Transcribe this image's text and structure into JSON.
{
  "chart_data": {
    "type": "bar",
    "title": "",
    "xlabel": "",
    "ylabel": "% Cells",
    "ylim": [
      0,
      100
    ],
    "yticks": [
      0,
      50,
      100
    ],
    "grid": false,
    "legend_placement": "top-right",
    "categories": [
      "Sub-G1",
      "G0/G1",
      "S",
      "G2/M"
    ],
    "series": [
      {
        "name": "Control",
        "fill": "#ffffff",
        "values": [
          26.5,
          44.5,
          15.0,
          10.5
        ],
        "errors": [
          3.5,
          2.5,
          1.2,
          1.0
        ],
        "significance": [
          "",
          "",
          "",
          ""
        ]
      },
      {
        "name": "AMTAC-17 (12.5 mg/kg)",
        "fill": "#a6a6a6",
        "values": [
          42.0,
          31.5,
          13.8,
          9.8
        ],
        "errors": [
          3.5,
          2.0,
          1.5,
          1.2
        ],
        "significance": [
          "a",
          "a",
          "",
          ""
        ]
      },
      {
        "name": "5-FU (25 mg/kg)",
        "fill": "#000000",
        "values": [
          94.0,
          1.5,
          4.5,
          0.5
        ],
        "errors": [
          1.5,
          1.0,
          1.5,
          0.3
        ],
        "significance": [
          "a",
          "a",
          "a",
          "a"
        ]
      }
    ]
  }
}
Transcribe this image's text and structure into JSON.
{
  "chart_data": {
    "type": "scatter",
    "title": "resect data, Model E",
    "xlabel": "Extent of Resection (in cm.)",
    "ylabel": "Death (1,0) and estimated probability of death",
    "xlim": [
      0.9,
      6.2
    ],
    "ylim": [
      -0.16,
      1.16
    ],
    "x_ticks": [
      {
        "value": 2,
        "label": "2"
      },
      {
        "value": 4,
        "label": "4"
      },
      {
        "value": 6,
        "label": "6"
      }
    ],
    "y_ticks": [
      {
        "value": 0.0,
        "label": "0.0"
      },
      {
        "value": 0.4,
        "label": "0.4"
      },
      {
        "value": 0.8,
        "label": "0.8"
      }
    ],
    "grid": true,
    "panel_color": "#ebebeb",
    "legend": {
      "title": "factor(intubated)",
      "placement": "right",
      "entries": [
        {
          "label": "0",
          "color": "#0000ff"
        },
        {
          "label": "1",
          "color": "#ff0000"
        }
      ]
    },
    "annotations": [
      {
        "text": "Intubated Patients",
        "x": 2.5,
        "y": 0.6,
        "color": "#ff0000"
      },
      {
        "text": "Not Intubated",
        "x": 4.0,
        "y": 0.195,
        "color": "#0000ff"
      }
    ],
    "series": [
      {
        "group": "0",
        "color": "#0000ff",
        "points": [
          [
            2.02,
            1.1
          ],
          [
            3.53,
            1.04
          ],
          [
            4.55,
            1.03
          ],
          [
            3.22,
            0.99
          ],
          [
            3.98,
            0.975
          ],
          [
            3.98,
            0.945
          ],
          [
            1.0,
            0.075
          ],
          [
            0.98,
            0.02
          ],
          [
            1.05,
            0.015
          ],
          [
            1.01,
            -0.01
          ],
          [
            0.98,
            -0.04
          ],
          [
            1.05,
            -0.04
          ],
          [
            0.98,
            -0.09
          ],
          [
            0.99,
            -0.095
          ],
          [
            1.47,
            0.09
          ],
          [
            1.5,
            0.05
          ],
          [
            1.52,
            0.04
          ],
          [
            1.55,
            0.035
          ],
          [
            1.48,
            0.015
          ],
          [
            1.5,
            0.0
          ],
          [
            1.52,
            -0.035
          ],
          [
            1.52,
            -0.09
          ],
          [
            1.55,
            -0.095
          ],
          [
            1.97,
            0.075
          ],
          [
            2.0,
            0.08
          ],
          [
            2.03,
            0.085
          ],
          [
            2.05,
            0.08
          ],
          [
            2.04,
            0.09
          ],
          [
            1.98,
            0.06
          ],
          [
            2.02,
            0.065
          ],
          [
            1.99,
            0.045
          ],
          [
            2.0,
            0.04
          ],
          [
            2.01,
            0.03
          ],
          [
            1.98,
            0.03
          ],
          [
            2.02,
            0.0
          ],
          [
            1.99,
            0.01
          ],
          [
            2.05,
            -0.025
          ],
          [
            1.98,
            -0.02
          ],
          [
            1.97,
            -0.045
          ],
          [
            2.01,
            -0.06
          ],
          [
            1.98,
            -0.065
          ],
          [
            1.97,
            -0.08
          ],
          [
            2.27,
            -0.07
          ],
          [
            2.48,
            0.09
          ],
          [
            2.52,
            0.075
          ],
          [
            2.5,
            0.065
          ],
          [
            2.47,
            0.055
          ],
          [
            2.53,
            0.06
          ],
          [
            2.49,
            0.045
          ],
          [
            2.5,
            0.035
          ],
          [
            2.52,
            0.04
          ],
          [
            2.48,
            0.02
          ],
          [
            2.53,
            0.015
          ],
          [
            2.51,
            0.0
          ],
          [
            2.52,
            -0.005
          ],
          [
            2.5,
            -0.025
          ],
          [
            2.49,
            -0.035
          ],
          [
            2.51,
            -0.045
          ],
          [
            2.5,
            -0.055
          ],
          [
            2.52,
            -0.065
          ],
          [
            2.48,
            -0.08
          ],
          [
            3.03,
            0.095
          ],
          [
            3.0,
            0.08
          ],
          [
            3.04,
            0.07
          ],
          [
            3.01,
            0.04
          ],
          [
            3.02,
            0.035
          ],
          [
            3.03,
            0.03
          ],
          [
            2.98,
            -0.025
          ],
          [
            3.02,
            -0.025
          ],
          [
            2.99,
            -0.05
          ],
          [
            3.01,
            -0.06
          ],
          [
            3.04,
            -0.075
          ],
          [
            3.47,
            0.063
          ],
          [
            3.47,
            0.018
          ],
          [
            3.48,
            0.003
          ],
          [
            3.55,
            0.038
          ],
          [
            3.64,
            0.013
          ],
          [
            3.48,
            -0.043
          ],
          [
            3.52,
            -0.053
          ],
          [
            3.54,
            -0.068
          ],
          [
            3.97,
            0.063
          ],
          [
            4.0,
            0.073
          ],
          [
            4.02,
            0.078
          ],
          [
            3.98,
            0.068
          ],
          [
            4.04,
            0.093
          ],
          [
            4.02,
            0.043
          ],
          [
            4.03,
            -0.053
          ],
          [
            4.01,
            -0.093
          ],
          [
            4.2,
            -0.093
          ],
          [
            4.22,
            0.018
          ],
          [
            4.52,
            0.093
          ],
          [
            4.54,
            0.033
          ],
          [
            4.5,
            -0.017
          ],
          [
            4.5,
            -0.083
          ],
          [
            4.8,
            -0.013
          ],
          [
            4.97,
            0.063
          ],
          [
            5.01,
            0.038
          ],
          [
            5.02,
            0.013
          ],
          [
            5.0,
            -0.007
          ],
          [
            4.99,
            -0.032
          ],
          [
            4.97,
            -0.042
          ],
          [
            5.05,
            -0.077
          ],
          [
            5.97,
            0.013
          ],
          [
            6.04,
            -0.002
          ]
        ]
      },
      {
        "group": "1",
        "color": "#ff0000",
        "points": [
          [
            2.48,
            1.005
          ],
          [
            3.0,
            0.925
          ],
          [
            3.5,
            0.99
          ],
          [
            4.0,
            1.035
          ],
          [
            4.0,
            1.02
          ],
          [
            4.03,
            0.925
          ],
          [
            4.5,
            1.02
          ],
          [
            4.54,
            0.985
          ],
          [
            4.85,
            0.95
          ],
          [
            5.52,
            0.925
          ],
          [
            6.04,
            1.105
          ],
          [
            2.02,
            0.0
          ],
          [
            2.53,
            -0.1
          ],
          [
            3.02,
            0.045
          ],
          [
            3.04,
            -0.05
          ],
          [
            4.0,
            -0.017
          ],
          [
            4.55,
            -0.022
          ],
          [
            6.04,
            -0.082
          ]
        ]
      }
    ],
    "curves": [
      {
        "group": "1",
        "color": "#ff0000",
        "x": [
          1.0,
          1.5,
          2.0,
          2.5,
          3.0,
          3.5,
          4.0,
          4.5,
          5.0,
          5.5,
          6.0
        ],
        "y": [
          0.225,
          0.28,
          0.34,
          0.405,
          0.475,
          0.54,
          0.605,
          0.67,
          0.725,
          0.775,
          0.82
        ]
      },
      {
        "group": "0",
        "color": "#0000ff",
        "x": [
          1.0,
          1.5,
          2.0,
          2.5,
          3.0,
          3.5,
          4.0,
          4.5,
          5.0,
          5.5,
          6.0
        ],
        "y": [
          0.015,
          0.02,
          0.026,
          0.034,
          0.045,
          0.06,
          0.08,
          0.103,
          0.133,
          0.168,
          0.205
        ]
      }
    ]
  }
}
+--
Where a line of the data holds "text", show that line.

Transcribe this image's text and structure into JSON.
Transcribe this image's text and structure into JSON.
        "text": "Intubated Patients",
        "text": "Not Intubated",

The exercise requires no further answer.